Task objective. Extract the data exactly, missing nothing.

Data extract.
>>>
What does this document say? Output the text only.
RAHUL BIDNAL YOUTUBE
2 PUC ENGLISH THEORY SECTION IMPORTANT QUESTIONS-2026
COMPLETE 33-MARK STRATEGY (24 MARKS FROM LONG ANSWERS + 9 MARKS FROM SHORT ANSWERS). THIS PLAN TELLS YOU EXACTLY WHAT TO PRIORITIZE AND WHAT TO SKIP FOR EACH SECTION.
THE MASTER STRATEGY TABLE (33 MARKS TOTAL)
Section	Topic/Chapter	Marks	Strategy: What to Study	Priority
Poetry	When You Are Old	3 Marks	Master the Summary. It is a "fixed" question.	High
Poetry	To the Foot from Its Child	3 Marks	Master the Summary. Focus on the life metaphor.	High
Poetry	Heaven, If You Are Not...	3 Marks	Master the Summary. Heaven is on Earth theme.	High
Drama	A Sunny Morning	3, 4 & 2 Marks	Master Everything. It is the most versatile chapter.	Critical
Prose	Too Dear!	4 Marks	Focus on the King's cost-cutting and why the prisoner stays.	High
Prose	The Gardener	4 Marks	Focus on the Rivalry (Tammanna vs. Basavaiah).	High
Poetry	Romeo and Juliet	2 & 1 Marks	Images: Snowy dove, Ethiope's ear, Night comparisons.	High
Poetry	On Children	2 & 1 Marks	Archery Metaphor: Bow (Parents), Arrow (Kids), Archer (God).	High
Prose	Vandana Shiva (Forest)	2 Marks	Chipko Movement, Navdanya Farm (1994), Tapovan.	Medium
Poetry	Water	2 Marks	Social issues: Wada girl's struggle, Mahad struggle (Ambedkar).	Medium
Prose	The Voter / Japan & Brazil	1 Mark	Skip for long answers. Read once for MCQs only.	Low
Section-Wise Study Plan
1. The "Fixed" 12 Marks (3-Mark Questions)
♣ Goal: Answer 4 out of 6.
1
<<<
Solution to the exercise.
What does this document say? Output the text only.
RAHUL BIDNAL YOUTUBE
2 PUC ENGLISH THEORY SECTION IMPORTANT QUESTIONS-2026
COMPLETE 33-MARK STRATEGY (24 MARKS FROM LONG ANSWERS + 9 MARKS FROM SHORT ANSWERS). THIS PLAN TELLS YOU EXACTLY WHAT TO PRIORITIZE AND WHAT TO SKIP FOR EACH SECTION.
THE MASTER STRATEGY TABLE (33 MARKS TOTAL)
Section	Topic/Chapter	Marks	Strategy: What to Study	Priority
Poetry	When You Are Old	3 Marks	Master the Summary. It is a "fixed" question.	High
Poetry	To the Foot from Its Child	3 Marks	Master the Summary. Focus on the life metaphor.	High
Poetry	Heaven, If You Are Not...	3 Marks	Master the Summary. Heaven is on Earth theme.	High
Drama	A Sunny Morning	3, 4 & 2 Marks	Master Everything. It is the most versatile chapter.	Critical
Prose	Too Dear!	4 Marks	Focus on the King's cost-cutting and why the prisoner stays.	High
Prose	The Gardener	4 Marks	Focus on the Rivalry (Tammanna vs. Basavaiah).	High
Poetry	Romeo and Juliet	2 & 1 Marks	Images: Snowy dove, Ethiope's ear, Night comparisons.	High
Poetry	On Children	2 & 1 Marks	Archery Metaphor: Bow (Parents), Arrow (Kids), Archer (God).	High
Prose	Vandana Shiva (Forest)	2 Marks	Chipko Movement, Navdanya Farm (1994), Tapovan.	Medium
Poetry	Water	2 Marks	Social issues: Wada girl's struggle, Mahad struggle (Ambedkar).	Medium
Prose	The Voter / Japan & Brazil	1 Mark	Skip for long answers. Read once for MCQs only.	Low
Section-Wise Study Plan
1. The "Fixed" 12 Marks (3-Mark Questions)
♣ Goal: Answer 4 out of 6.
1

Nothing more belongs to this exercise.